START
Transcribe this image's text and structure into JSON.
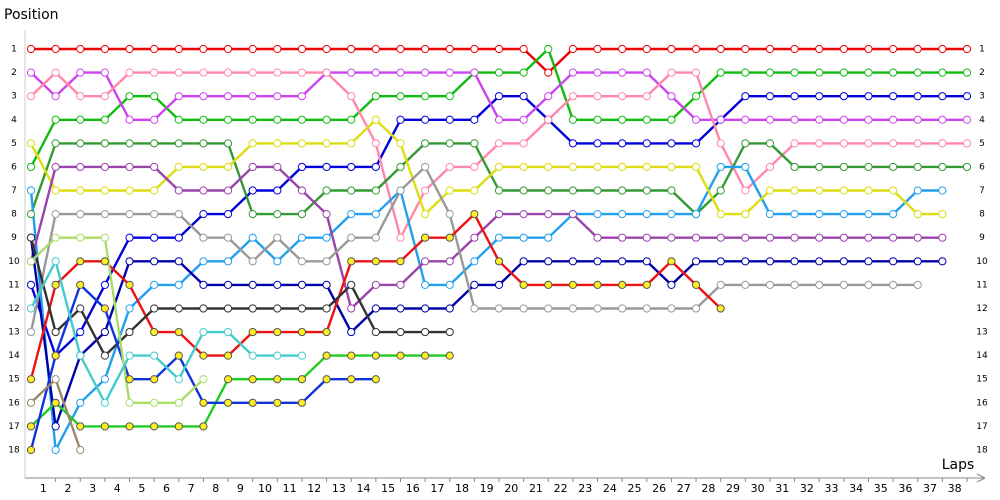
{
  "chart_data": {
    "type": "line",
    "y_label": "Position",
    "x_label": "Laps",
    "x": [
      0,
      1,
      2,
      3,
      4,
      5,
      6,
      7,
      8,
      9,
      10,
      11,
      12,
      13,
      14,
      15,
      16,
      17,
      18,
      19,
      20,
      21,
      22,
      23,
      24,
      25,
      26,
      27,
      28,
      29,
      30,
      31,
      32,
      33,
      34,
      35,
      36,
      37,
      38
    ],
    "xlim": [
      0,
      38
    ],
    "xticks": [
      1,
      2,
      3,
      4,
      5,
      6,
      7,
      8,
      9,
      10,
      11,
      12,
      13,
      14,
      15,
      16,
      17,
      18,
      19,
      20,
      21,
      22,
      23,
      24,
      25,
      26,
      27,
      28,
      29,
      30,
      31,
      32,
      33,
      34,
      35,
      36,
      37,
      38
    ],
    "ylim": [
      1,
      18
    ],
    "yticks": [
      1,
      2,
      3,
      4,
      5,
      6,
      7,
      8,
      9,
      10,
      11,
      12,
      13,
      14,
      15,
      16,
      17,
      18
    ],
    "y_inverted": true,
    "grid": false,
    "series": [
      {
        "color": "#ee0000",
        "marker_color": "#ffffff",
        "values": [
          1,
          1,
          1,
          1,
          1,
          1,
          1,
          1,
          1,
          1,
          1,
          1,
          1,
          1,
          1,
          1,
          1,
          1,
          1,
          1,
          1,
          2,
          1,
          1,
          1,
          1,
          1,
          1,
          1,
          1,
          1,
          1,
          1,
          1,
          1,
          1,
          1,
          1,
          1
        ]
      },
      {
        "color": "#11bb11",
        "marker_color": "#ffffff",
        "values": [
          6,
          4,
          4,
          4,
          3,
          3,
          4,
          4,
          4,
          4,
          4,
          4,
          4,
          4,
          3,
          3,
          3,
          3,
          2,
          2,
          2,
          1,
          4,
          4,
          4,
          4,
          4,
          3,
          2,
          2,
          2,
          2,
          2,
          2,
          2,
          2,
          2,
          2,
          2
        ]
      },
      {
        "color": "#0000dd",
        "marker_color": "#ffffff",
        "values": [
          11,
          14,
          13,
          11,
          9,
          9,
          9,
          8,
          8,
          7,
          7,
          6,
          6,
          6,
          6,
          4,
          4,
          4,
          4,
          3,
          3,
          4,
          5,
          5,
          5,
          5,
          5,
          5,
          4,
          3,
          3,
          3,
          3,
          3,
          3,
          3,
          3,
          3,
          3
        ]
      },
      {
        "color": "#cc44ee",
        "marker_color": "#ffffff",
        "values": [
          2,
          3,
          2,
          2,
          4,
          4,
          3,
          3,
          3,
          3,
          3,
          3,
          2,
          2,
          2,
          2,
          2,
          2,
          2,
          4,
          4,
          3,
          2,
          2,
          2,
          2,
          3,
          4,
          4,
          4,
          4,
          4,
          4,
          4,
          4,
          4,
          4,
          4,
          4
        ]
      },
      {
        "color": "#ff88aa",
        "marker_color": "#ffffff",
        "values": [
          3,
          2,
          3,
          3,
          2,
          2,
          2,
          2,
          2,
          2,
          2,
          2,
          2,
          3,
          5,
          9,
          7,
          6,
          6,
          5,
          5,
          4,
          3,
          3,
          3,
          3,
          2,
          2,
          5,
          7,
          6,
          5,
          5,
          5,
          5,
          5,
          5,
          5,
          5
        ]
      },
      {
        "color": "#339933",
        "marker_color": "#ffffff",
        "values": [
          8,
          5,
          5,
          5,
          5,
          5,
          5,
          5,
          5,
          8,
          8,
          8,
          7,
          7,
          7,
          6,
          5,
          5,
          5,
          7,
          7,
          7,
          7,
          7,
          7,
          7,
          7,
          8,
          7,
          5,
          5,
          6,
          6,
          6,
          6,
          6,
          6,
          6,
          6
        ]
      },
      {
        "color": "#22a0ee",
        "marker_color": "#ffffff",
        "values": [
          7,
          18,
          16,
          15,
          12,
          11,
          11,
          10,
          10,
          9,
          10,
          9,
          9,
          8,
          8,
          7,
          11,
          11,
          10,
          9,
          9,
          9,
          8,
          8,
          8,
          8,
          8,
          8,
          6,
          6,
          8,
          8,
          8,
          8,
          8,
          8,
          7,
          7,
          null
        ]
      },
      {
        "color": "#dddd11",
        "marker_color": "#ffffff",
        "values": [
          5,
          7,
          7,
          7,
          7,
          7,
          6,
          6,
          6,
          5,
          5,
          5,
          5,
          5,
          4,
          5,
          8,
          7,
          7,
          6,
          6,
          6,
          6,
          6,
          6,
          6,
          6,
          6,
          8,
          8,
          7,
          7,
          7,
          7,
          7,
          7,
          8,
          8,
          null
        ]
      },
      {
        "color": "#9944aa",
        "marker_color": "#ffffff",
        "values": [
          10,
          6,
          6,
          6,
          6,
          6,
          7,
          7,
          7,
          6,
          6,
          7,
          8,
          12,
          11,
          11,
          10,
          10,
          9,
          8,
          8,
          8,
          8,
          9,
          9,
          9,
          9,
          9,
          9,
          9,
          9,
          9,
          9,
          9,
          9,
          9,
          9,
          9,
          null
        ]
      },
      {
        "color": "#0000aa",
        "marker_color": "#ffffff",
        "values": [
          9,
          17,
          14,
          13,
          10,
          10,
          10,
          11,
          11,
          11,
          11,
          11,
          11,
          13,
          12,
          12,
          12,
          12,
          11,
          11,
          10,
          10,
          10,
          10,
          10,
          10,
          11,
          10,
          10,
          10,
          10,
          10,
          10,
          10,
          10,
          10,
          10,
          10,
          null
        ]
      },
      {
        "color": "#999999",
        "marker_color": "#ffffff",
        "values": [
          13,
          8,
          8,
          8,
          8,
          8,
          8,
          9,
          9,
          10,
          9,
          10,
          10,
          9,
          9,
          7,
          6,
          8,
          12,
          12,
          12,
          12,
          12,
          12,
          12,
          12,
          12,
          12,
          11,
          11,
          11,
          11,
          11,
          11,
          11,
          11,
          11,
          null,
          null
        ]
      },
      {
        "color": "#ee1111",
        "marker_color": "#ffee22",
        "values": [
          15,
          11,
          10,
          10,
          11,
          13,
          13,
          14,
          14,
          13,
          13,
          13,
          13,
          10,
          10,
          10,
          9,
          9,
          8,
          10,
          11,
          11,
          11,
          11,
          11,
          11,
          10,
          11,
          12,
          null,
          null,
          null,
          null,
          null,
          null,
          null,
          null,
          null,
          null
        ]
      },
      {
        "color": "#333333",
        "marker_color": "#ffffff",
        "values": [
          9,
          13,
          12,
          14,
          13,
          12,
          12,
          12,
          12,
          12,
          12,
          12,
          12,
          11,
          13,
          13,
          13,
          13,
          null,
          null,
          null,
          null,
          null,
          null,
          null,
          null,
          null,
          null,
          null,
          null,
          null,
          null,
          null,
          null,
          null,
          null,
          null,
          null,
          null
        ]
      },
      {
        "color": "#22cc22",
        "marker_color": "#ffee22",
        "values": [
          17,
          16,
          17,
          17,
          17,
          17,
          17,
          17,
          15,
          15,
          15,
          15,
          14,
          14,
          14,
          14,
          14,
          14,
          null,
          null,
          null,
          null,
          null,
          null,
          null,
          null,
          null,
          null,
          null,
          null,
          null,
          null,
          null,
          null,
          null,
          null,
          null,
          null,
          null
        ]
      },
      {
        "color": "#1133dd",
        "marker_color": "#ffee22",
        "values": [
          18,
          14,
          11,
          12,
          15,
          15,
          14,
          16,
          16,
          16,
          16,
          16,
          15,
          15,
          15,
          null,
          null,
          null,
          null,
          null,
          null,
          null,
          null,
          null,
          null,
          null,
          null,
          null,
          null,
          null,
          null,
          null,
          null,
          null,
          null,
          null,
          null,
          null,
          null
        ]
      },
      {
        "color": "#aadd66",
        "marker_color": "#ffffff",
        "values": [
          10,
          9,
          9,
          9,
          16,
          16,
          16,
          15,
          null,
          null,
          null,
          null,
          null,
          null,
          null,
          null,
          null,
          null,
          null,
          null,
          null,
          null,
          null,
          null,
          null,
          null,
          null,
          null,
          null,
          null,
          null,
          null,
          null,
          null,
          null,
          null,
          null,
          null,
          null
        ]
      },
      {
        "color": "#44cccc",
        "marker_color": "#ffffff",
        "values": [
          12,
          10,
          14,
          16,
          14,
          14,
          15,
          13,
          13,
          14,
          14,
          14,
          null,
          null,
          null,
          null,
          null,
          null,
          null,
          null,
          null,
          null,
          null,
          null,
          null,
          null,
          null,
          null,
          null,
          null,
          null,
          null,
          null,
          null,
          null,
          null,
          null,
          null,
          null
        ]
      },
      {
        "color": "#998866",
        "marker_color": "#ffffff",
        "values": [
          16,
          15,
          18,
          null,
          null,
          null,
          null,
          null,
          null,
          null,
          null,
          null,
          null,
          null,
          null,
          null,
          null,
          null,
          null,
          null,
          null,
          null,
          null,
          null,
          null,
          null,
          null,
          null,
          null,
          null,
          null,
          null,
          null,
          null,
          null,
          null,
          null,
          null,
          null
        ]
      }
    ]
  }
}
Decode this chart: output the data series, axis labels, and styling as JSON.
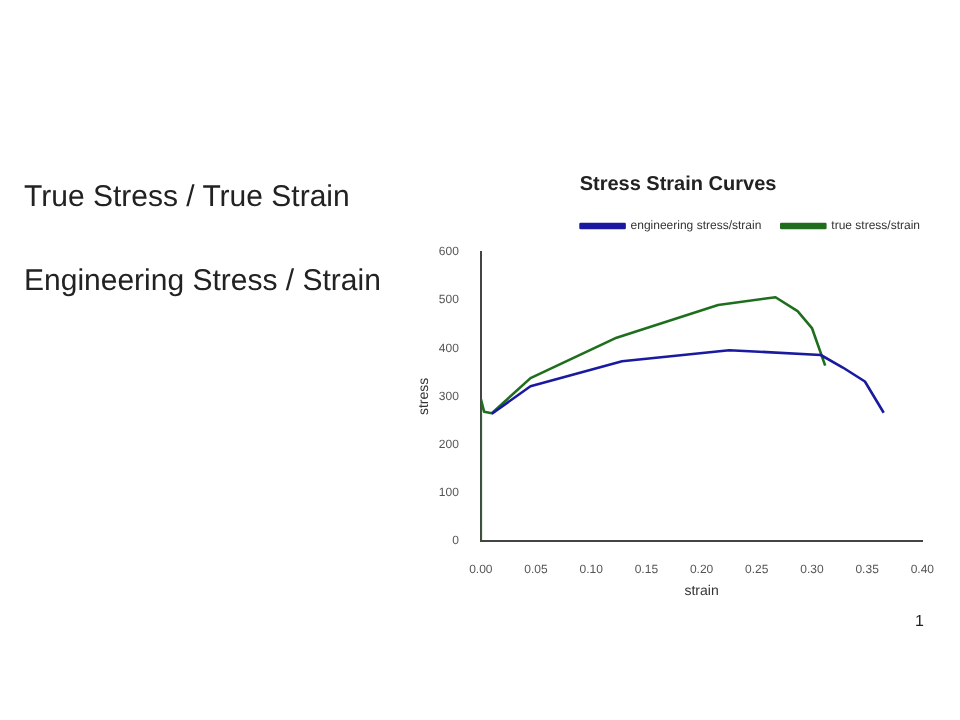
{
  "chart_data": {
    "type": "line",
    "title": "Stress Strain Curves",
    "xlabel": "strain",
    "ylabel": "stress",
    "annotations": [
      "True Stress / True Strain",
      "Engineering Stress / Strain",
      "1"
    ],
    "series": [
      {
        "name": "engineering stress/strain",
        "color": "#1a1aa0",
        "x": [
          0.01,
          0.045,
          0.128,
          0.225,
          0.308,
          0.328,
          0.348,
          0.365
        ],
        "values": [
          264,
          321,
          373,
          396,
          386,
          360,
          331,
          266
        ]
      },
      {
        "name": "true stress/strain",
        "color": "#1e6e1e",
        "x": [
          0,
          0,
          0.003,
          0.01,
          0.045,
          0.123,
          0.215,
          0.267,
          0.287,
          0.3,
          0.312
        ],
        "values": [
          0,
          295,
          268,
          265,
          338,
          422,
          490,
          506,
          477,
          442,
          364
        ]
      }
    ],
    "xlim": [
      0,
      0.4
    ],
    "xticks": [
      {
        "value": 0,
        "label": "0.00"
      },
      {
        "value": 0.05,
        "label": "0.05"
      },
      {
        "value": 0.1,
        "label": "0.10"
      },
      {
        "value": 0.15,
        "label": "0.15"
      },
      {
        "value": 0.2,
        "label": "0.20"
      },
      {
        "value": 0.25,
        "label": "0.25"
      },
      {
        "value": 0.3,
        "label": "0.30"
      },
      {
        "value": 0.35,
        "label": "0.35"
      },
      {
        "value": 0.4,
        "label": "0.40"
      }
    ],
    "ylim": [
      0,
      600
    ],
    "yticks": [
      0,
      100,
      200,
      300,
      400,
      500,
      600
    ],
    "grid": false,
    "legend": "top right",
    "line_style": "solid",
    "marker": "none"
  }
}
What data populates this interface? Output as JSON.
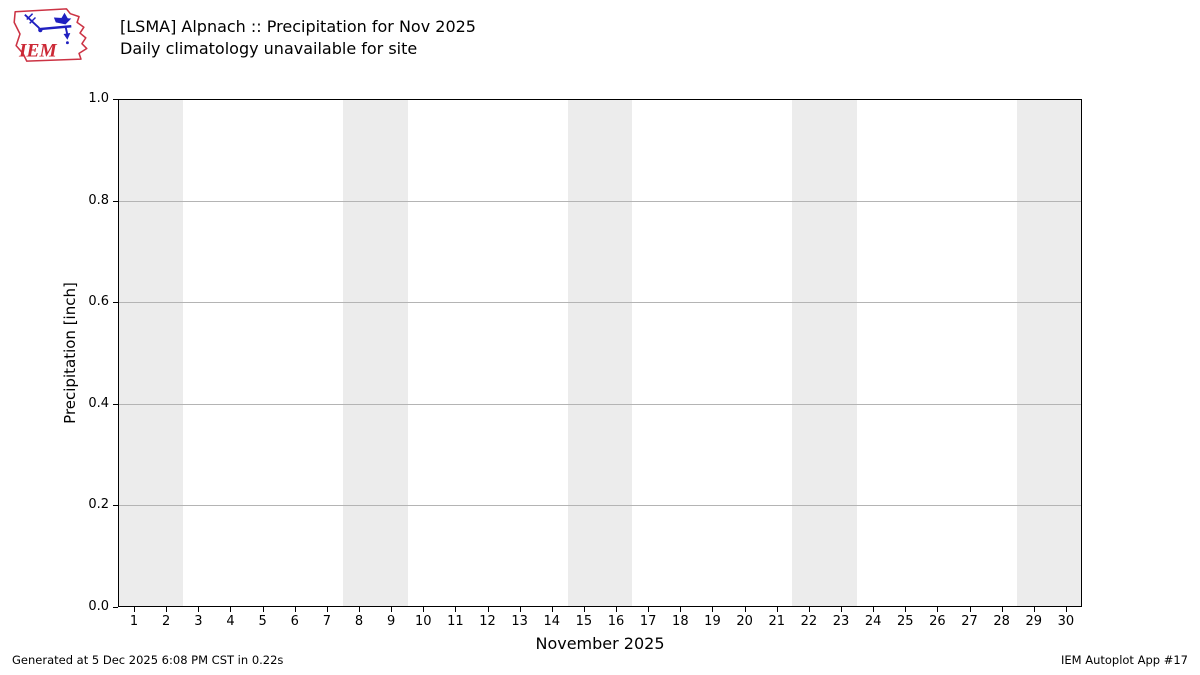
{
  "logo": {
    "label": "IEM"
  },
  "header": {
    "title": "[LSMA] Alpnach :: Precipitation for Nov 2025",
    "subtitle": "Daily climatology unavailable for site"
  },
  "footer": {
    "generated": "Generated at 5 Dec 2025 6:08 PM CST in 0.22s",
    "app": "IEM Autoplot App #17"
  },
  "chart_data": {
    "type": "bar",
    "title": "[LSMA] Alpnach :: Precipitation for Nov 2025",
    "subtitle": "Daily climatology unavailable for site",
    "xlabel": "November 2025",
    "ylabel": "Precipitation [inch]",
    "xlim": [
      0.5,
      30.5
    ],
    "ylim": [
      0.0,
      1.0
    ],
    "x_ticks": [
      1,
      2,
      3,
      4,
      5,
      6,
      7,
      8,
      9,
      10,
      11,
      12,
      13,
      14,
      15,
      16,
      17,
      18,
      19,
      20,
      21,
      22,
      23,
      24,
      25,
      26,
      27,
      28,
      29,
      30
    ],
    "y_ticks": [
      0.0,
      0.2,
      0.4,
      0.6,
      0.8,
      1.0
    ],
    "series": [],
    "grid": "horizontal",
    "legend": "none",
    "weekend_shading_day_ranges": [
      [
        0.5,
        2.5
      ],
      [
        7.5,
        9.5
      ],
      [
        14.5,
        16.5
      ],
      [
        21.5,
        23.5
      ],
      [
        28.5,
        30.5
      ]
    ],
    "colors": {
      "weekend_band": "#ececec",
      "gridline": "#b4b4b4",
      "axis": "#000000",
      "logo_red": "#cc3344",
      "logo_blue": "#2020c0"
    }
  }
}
END
• **PROBLEM DETAILS**: In the entries above, some lines may contain the string "axis"; report how many, without additional comment.

• **EXERCISE SOLUTION**: 2